Records:
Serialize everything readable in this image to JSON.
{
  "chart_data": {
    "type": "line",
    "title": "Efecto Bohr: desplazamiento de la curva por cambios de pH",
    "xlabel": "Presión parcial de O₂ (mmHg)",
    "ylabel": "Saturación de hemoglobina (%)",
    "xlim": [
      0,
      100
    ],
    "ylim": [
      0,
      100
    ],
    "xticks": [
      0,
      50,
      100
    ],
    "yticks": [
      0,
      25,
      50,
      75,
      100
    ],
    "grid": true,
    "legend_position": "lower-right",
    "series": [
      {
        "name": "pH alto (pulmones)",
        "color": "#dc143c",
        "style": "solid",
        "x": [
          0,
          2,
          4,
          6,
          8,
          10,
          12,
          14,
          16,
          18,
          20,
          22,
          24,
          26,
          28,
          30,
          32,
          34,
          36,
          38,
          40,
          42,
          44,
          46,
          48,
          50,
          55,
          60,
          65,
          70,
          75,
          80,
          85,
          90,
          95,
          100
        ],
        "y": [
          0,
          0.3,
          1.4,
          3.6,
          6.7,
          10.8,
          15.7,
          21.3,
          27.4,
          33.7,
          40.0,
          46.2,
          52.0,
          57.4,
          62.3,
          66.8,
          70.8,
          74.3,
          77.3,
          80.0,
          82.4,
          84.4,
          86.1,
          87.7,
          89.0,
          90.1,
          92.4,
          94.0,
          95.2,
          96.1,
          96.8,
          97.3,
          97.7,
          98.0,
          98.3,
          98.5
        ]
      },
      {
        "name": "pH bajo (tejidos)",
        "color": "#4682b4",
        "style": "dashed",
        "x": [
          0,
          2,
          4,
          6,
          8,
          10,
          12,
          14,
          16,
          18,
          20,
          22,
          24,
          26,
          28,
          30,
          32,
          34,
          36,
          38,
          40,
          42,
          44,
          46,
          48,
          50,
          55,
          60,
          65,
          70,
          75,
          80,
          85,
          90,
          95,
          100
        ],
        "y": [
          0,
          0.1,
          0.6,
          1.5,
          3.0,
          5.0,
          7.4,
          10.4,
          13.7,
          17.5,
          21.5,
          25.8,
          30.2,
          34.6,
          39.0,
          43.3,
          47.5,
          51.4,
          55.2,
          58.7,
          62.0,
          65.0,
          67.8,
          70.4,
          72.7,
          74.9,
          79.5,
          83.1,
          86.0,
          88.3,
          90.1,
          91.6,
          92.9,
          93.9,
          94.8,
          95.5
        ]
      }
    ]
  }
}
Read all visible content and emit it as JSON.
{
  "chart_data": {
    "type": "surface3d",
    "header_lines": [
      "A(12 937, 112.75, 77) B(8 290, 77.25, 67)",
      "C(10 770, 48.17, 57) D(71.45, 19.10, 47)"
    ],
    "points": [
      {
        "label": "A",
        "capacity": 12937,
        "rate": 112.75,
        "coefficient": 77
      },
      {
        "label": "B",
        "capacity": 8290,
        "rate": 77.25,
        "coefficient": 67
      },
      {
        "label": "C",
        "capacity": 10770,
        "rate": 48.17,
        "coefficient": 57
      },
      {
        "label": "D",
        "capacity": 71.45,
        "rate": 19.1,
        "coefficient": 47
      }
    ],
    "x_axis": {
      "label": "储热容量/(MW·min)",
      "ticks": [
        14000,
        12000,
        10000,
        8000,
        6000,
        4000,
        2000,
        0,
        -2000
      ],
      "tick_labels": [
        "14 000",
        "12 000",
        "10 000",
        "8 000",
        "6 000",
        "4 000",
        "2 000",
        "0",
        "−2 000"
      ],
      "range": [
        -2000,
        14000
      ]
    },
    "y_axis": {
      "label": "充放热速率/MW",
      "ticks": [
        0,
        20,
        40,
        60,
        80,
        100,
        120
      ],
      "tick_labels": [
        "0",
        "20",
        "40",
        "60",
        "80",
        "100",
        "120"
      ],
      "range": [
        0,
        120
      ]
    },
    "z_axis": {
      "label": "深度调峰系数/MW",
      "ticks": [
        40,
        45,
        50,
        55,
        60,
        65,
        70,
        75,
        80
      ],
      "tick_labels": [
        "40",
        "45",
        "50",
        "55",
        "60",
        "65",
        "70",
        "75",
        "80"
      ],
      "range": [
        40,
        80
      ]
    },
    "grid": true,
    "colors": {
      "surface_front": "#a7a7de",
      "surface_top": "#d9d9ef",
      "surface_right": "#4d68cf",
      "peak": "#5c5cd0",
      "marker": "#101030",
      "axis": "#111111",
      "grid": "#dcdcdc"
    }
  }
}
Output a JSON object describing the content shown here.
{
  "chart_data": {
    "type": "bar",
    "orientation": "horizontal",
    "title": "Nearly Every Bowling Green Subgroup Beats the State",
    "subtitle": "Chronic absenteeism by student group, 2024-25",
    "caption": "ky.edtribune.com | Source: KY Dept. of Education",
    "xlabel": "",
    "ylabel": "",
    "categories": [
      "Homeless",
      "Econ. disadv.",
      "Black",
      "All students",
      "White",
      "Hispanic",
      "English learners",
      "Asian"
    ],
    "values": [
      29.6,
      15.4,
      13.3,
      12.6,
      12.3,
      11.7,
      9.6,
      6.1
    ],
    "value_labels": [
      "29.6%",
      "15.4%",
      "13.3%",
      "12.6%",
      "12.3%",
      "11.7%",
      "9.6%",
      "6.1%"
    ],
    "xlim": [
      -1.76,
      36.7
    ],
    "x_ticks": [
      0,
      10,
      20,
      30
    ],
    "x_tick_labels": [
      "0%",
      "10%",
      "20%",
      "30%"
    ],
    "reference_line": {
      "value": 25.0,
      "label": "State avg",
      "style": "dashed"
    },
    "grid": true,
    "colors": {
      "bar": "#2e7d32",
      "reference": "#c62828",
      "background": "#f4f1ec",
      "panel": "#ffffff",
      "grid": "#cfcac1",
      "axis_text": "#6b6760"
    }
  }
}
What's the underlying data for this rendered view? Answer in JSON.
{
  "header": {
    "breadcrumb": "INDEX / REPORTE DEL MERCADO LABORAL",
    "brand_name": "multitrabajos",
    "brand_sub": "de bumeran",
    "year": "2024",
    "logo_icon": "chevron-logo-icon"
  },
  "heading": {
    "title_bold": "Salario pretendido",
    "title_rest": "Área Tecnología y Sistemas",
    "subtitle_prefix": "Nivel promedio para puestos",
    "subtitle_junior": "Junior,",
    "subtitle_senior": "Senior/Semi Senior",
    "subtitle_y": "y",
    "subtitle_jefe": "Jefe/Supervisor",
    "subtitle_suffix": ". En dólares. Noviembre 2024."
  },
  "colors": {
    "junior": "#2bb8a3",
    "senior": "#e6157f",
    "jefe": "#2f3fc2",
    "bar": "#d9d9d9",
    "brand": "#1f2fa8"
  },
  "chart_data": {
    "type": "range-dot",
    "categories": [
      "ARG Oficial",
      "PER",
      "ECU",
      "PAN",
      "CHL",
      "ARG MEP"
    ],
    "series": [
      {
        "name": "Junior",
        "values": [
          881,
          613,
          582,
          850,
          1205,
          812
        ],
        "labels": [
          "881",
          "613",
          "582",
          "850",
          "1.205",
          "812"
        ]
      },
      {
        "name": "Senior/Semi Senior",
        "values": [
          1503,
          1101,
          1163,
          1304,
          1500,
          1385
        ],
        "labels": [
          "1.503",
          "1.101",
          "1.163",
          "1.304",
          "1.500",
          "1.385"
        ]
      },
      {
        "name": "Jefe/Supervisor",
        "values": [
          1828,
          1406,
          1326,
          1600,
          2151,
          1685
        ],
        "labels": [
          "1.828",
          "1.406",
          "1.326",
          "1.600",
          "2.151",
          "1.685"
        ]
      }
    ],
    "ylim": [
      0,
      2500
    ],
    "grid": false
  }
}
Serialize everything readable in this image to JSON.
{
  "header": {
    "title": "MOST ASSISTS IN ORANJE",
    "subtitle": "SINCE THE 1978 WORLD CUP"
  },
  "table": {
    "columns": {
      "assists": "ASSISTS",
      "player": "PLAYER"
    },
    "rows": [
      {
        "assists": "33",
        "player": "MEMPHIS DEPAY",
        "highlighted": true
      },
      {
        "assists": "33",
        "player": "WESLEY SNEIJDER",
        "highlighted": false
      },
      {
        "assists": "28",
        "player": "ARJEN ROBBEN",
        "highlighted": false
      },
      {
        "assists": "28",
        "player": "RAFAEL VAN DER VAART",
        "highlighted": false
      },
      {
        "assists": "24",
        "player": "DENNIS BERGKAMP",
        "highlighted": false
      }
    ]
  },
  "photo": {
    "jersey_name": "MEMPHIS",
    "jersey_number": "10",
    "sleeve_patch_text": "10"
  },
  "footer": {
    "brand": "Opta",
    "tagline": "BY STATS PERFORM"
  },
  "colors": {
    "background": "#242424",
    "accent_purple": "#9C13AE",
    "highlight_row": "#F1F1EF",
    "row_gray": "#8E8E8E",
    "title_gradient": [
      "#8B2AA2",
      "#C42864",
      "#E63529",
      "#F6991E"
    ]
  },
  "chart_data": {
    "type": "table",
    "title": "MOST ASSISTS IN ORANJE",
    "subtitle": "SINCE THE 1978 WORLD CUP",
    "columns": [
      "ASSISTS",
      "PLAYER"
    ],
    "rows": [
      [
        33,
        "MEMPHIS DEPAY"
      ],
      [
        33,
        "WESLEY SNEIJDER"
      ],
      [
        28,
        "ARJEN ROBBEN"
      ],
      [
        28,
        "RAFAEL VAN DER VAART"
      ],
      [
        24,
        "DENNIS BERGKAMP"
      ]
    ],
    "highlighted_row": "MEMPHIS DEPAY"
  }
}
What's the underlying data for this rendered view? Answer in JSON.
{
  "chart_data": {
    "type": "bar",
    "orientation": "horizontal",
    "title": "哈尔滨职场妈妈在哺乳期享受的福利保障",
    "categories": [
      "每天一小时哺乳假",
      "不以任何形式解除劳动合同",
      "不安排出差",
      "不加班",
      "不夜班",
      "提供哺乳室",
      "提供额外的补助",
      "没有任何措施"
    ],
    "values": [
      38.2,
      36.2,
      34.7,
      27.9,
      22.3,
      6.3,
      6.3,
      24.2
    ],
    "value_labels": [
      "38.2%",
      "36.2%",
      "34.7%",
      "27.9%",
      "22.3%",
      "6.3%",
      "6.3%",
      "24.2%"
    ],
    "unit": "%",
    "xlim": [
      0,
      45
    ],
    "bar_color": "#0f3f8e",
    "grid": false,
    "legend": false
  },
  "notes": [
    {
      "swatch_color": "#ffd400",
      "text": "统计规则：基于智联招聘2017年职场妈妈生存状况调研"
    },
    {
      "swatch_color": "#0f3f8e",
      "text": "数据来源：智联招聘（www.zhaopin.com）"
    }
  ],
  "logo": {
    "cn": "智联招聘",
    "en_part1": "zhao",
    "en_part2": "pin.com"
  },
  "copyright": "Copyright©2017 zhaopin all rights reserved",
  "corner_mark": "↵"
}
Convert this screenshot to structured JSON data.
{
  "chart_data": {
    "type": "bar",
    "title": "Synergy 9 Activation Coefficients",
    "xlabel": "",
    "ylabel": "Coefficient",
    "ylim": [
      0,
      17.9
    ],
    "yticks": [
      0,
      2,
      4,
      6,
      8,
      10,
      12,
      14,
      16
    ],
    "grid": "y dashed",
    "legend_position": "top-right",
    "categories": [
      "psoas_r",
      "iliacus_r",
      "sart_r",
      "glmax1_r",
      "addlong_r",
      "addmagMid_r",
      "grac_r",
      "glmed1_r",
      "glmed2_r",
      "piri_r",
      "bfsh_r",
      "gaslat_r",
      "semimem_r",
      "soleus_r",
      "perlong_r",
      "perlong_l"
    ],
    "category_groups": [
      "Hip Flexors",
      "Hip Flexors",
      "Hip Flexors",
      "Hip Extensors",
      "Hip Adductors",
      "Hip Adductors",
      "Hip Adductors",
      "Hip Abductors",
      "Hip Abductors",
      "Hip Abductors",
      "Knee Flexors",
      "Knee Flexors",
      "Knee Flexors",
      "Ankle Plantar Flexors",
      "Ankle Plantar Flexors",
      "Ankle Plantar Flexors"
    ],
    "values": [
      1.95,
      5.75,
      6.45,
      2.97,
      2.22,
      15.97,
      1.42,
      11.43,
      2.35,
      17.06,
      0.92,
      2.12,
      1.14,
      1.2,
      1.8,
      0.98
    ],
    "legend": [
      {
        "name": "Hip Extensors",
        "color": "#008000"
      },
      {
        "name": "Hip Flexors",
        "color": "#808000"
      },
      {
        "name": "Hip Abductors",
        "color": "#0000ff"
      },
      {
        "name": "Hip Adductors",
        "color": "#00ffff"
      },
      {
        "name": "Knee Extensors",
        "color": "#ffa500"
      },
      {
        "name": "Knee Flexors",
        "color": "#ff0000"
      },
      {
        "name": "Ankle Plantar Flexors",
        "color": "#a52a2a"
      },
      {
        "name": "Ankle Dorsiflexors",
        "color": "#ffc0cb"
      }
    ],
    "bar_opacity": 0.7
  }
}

WORK TO BE COMPLETED: Extract all lines containing the word "grid".

WRITTEN REPLY:
    "grid": true,
    "grid": true,
      "grid": "#dcdcdc"
    "grid": true,
      "grid": "#cfcac1",
    "grid": false
    "grid": false,
    "grid": "y dashed",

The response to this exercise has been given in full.